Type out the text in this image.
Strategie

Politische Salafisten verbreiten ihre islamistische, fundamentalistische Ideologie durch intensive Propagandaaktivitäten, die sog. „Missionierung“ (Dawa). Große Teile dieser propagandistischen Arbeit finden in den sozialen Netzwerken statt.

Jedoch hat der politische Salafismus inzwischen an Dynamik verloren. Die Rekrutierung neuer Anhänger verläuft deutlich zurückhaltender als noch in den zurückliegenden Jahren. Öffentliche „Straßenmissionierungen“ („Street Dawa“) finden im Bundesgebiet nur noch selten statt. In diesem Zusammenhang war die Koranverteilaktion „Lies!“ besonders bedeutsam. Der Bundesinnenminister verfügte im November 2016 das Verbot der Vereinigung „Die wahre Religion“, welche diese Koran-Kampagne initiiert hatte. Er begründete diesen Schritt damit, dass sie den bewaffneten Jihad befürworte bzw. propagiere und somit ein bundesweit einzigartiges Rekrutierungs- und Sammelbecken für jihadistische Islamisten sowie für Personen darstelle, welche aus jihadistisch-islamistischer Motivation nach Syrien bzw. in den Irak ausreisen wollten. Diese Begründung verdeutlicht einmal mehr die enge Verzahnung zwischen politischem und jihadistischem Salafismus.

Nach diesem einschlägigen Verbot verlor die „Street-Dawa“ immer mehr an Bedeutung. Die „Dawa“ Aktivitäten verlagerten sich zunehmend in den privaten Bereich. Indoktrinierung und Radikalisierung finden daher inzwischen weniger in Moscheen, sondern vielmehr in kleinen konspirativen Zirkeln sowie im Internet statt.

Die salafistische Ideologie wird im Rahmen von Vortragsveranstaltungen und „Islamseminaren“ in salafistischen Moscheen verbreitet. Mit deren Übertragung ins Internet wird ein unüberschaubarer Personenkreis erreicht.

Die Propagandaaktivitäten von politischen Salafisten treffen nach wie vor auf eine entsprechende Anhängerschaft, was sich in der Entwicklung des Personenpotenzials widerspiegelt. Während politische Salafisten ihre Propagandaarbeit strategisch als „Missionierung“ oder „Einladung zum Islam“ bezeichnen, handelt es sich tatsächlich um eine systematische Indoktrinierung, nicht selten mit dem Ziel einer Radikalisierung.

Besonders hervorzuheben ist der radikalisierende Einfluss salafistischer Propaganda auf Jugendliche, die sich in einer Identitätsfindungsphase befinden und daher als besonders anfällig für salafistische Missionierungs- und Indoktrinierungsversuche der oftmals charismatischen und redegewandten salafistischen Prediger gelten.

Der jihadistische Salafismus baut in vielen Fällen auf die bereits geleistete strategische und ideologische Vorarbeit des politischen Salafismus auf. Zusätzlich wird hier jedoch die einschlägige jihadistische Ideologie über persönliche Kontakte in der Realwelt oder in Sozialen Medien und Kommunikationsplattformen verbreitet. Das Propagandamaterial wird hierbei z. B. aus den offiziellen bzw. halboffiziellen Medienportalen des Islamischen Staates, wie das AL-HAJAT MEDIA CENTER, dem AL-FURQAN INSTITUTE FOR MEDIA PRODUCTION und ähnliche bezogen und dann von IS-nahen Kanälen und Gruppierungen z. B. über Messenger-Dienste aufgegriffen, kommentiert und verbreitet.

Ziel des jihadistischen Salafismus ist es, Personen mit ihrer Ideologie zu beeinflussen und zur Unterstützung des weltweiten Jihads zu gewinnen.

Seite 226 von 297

+ + + +

Copy all lines above containing the string "selten".

Jedoch hat der politische Salafismus inzwischen an Dynamik verloren. Die Rekrutierung neuer Anhänger verläuft deutlich zurückhaltender als noch in den zurückliegenden Jahren. Öffentliche „Straßenmissionierungen“ („Street Dawa“) finden im Bundesgebiet nur noch selten statt. In diesem Zusammenhang war die Koranverteilaktion „Lies!“ besonders bedeutsam. Der Bundesinnenminister verfügte im November 2016 das Verbot der Vereinigung „Die wahre Religion“, welche diese Koran-Kampagne initiiert hatte. Er begründete diesen Schritt damit, dass sie den bewaffneten Jihad befürworte bzw. propagiere und somit ein bundesweit einzigartiges Rekrutierungs- und Sammelbecken für jihadistische Islamisten sowie für Personen darstelle, welche aus jihadistisch-islamistischer Motivation nach Syrien bzw. in den Irak ausreisen wollten. Diese Begründung verdeutlicht einmal mehr die enge Verzahnung zwischen politischem und jihadistischem Salafismus.
Die Propagandaaktivitäten von politischen Salafisten treffen nach wie vor auf eine entsprechende Anhängerschaft, was sich in der Entwicklung des Personenpotenzials widerspiegelt. Während politische Salafisten ihre Propagandaarbeit strategisch als „Missionierung“ oder „Einladung zum Islam“ bezeichnen, handelt es sich tatsächlich um eine systematische Indoktrinierung, nicht selten mit dem Ziel einer Radikalisierung.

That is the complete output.